● **SHORT TASK**:
Return the count of lines with the string "Mostrar" in them, and nothing else.

● **Dataset excerpts**:
┄┄┄┄┄┄┄┄┄┄

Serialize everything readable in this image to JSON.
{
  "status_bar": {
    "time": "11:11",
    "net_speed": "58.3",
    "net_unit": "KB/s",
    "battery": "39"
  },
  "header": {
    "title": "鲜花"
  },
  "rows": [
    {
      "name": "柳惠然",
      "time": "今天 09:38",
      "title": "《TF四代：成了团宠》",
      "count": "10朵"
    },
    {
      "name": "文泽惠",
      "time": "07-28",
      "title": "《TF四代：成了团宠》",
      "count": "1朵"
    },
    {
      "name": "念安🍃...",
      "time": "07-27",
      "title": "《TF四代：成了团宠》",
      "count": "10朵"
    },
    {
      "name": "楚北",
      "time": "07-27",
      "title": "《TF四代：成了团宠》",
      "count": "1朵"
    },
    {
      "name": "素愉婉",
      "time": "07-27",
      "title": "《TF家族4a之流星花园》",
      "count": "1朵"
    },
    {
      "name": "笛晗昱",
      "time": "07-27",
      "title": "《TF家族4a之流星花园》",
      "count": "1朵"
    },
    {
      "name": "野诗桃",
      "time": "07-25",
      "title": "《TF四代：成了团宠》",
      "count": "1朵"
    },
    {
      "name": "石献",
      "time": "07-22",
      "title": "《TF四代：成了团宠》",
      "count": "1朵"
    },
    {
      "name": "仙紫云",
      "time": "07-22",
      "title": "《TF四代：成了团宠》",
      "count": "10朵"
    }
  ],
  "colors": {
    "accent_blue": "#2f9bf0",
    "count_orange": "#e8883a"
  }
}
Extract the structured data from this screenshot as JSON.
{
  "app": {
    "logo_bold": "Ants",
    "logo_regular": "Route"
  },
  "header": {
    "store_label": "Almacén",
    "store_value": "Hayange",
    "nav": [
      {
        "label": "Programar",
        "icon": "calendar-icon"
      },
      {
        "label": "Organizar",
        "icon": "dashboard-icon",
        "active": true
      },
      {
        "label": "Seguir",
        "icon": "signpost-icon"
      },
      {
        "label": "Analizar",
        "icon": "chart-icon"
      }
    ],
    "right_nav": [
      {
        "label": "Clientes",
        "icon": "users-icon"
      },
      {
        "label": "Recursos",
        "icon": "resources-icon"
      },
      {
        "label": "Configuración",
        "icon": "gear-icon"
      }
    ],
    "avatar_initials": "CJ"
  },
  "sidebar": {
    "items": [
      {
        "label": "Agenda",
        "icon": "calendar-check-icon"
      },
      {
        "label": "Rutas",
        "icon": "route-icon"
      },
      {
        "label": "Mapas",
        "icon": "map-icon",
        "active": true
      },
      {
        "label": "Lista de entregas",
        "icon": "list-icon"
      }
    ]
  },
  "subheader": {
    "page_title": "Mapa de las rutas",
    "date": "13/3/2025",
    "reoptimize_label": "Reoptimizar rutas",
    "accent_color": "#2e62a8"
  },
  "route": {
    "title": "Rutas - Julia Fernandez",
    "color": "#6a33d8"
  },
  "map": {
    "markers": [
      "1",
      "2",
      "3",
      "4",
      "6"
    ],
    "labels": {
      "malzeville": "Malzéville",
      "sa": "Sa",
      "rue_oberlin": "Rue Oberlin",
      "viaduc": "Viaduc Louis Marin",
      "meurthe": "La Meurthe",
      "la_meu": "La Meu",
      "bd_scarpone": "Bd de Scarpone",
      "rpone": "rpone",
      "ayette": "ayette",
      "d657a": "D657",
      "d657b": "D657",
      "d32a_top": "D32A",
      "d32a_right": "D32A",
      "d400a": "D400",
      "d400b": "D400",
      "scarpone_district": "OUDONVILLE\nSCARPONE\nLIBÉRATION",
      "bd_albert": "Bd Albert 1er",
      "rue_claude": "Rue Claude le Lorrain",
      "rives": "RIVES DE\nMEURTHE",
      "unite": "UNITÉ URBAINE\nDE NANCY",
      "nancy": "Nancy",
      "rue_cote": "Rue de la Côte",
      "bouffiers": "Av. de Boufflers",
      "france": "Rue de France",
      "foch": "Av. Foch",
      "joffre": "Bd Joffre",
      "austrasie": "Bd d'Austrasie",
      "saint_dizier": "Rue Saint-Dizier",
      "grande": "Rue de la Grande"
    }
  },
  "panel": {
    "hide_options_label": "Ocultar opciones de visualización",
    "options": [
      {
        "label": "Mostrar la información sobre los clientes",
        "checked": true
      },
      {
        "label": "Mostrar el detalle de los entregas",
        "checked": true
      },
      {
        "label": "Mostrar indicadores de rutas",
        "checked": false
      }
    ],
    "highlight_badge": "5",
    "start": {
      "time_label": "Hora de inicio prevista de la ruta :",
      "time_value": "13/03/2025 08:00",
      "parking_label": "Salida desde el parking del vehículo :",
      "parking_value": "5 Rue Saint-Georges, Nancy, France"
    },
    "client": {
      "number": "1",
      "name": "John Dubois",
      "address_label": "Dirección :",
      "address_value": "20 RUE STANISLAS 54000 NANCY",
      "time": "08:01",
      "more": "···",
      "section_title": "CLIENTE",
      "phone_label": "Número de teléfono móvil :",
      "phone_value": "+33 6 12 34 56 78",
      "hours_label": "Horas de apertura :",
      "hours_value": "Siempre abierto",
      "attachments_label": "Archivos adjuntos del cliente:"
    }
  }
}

┄┄┄┄┄┄┄┄┄┄

● **RESPONSE TO THE EXERCISE**:
3